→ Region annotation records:
[Begin]
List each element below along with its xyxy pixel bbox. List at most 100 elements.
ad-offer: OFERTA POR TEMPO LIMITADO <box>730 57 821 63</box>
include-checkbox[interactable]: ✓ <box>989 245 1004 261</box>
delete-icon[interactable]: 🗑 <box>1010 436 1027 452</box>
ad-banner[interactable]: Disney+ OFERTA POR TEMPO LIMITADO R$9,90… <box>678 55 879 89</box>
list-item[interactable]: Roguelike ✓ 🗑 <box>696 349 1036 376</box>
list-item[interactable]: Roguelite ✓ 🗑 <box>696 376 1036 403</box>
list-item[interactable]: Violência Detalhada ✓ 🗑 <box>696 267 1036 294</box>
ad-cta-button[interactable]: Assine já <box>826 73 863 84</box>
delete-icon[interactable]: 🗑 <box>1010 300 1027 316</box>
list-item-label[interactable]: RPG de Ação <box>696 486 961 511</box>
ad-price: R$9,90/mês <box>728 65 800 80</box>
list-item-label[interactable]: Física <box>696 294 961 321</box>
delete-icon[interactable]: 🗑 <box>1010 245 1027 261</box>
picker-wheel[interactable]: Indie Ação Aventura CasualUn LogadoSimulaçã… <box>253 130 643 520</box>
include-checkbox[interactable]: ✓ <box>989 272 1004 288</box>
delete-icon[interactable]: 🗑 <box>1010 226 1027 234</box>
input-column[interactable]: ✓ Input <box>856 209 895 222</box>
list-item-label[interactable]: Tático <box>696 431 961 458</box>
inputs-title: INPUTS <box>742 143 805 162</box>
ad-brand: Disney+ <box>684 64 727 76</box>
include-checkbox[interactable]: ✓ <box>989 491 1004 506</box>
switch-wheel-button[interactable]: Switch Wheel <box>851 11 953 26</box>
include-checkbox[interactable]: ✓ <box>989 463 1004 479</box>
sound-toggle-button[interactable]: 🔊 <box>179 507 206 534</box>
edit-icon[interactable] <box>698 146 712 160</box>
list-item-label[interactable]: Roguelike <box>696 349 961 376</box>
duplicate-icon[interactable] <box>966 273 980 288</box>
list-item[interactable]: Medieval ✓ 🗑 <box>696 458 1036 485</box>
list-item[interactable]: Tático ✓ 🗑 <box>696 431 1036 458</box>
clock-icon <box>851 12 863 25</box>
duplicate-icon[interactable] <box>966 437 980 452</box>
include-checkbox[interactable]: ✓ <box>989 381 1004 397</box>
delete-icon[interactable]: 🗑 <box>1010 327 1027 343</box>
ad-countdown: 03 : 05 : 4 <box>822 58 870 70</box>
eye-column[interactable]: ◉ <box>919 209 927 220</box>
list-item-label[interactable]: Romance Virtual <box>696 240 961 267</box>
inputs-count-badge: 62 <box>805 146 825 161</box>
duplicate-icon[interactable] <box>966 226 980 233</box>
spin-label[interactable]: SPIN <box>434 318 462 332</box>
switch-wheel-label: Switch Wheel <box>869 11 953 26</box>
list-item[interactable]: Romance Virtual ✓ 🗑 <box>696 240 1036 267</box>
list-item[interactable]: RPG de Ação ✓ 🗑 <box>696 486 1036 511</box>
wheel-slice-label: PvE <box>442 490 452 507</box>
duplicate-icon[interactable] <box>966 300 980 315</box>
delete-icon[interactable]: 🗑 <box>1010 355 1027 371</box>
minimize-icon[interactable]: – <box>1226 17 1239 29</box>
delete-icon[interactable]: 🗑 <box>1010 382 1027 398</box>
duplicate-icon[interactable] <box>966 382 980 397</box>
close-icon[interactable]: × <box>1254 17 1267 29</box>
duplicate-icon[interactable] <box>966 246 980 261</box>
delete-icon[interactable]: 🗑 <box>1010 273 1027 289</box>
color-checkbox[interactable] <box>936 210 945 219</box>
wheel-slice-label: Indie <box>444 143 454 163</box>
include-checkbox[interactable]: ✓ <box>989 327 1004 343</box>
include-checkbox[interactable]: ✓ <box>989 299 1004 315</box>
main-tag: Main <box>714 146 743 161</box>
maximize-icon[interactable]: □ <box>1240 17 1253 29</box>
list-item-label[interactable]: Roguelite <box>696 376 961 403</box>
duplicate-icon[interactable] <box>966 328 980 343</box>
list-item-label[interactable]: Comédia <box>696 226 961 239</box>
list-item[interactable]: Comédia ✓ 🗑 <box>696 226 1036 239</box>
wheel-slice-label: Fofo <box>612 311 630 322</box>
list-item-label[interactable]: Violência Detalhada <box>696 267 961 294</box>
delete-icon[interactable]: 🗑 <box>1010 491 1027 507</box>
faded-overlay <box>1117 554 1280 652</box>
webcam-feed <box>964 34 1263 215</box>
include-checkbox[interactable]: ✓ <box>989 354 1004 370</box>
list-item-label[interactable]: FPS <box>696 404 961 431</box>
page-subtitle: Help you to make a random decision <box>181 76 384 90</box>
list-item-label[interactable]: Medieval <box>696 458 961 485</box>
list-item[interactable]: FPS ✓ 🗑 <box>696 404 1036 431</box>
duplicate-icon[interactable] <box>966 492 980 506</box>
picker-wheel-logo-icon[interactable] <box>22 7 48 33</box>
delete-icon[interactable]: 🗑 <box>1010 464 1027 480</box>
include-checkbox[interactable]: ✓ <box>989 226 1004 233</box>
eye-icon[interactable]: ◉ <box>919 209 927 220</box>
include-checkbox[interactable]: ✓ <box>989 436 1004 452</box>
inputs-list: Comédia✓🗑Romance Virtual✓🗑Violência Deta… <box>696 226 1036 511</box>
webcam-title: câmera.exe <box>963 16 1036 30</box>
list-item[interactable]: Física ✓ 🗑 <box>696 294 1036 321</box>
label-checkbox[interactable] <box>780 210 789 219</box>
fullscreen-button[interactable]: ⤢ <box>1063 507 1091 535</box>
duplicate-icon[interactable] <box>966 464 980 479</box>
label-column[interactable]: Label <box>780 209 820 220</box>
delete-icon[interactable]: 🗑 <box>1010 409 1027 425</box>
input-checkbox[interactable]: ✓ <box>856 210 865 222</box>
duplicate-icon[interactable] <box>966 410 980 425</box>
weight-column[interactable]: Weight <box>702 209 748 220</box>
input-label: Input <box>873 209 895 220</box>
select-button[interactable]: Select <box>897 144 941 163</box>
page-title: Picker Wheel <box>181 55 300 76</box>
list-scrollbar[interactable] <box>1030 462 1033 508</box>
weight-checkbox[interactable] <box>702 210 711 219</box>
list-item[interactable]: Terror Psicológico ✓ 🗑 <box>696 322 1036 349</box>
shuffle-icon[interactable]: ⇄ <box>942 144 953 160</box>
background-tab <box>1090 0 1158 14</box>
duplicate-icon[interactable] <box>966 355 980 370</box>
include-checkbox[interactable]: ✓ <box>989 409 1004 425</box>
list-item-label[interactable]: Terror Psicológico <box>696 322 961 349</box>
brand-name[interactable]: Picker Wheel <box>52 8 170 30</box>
[End]
Pick out and copy every line of the records that contains the string "Switch". The match is case-sensitive.

→ Output of the task:
switch-wheel-button[interactable]: Switch Wheel <box>851 11 953 26</box>
switch-wheel-label: Switch Wheel <box>869 11 953 26</box>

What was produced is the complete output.